対談の「今回の対談相手は、世田谷美術」を含む箇所から始めて「退官なさったのはいつですか。」で終わる部分を、「世田谷美術館」を「近代美術館」に入れ替えて書き出す。

:: 本文の抜粋 ::
○ ○ ○ ○

今回の対談相手は、世田谷美術館元副館長で現在は美術評論家として活躍される勅使河原純氏です。運命的な出会いを果たした菱田春草に始まり、現代の美術教育についての在り方まで、話題は尽きることなく繰り出されます。
【美術との出会い】
加島
今日は暑い中ご足労いただきありがとうございます。わたくしども商売が第一義ですので、作品のことなど浅学であったりしますが、今日は色々なお話をお聞かせください。
勅使河原
とんでもないです。こちらも難しい話はもう忘れてしまってます(笑)。
加島
わたし以前一度、先生が世田谷美術館にいらっしゃるときにお会いさせていただいて。そのときは山下清の作品を納めさせていただいたんですけど、それ以来でして。先生は世田谷美術館を退官なさったのはいつですか。

○ ○ ○ ○

:: 記録の抜粋 ::

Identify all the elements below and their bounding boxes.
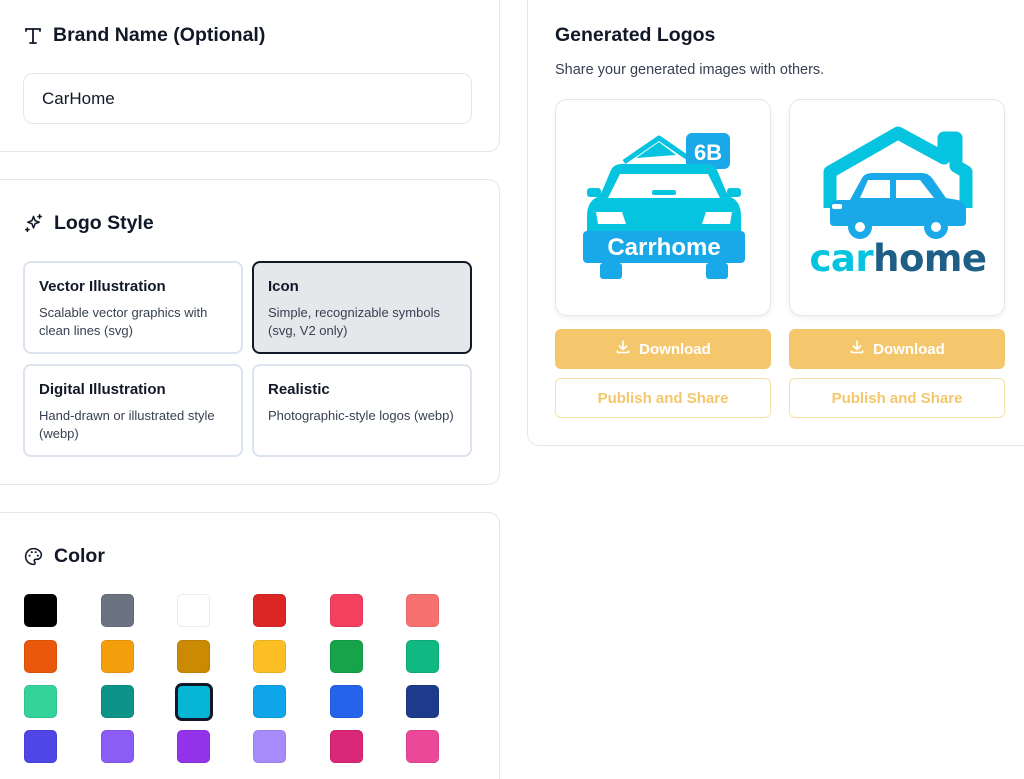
generated-logo-1[interactable]: 6B Carrhome: [555, 99, 771, 316]
color-swatch[interactable]: [177, 730, 210, 763]
color-swatch[interactable]: [330, 685, 363, 718]
style-option-name: Icon: [268, 278, 299, 295]
color-swatch[interactable]: [101, 640, 134, 673]
logo-style-title: Logo Style: [54, 212, 154, 234]
generated-logo-2[interactable]: carhome: [789, 99, 1005, 316]
color-swatch[interactable]: [253, 730, 286, 763]
style-option-desc: Scalable vector graphics with clean line…: [39, 305, 208, 338]
color-swatch[interactable]: [24, 685, 57, 718]
color-swatch[interactable]: [177, 640, 210, 673]
color-swatch[interactable]: [175, 683, 213, 721]
download-icon: [615, 339, 631, 359]
color-swatch[interactable]: [253, 640, 286, 673]
publish-share-label: Publish and Share: [831, 389, 963, 407]
style-option-desc: Simple, recognizable symbols (svg, V2 on…: [268, 305, 440, 338]
color-swatch[interactable]: [406, 730, 439, 763]
brand-name-title: Brand Name (Optional): [53, 24, 266, 46]
logo-1-badge: 6B: [694, 140, 722, 165]
download-button-1[interactable]: Download: [555, 329, 771, 369]
color-swatch[interactable]: [101, 730, 134, 763]
logo-1-image: 6B Carrhome: [583, 133, 745, 279]
style-option-desc: Photographic-style logos (webp): [268, 408, 454, 423]
brand-name-heading: Brand Name (Optional): [23, 24, 265, 47]
publish-share-button-2[interactable]: Publish and Share: [789, 378, 1005, 418]
color-swatch[interactable]: [253, 594, 286, 627]
style-option-name: Digital Illustration: [39, 381, 166, 398]
download-label: Download: [873, 340, 945, 358]
color-swatch[interactable]: [101, 685, 134, 718]
color-swatch[interactable]: [177, 594, 210, 627]
generated-logos-subtitle: Share your generated images with others.: [555, 62, 825, 78]
style-option-name: Realistic: [268, 381, 330, 398]
color-swatch[interactable]: [101, 594, 134, 627]
publish-share-label: Publish and Share: [597, 389, 729, 407]
color-swatch[interactable]: [330, 640, 363, 673]
publish-share-button-1[interactable]: Publish and Share: [555, 378, 771, 418]
style-option-realistic[interactable]: Realistic Photographic-style logos (webp…: [252, 364, 472, 457]
download-label: Download: [639, 340, 711, 358]
text-type-icon: [23, 26, 43, 46]
svg-text:carhome: carhome: [809, 237, 986, 280]
color-swatch[interactable]: [406, 640, 439, 673]
style-option-desc: Hand-drawn or illustrated style (webp): [39, 408, 215, 441]
style-option-digital-illustration[interactable]: Digital Illustration Hand-drawn or illus…: [23, 364, 243, 457]
style-option-icon[interactable]: Icon Simple, recognizable symbols (svg, …: [252, 261, 472, 354]
logo-1-text: Carrhome: [607, 234, 720, 261]
color-swatch[interactable]: [330, 730, 363, 763]
download-icon: [849, 339, 865, 359]
color-title: Color: [54, 545, 105, 567]
logo-2-image: carhome: [809, 126, 987, 280]
color-swatch[interactable]: [24, 640, 57, 673]
generated-logos-heading: Generated Logos: [555, 24, 715, 47]
style-option-vector-illustration[interactable]: Vector Illustration Scalable vector grap…: [23, 261, 243, 354]
palette-icon: [23, 546, 44, 567]
color-swatch[interactable]: [253, 685, 286, 718]
color-swatch[interactable]: [330, 594, 363, 627]
sparkles-icon: [23, 213, 44, 234]
color-heading: Color: [23, 545, 105, 568]
download-button-2[interactable]: Download: [789, 329, 1005, 369]
logo-2-text-part1: car: [809, 237, 874, 280]
logo-style-heading: Logo Style: [23, 212, 154, 235]
brand-name-input[interactable]: [23, 73, 472, 124]
color-swatch[interactable]: [406, 594, 439, 627]
color-swatch[interactable]: [406, 685, 439, 718]
logo-2-text-part2: home: [873, 237, 986, 280]
color-swatch[interactable]: [24, 730, 57, 763]
generated-logos-title: Generated Logos: [555, 24, 716, 46]
style-option-name: Vector Illustration: [39, 278, 166, 295]
color-swatch[interactable]: [24, 594, 57, 627]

○ ○ ○ ○

:: 課題の結果 ::
今回の対談相手は、近代美術館元副館長で現在は美術評論家として活躍される勅使河原純氏です。運命的な出会いを果たした菱田春草に始まり、現代の美術教育についての在り方まで、話題は尽きることなく繰り出されます。
【美術との出会い】
加島
今日は暑い中ご足労いただきありがとうございます。わたくしども商売が第一義ですので、作品のことなど浅学であったりしますが、今日は色々なお話をお聞かせください。
勅使河原
とんでもないです。こちらも難しい話はもう忘れてしまってます(笑)。
加島
わたし以前一度、先生が近代美術館にいらっしゃるときにお会いさせていただいて。そのときは山下清の作品を納めさせていただいたんですけど、それ以来でして。先生は近代美術館を退官なさったのはいつですか。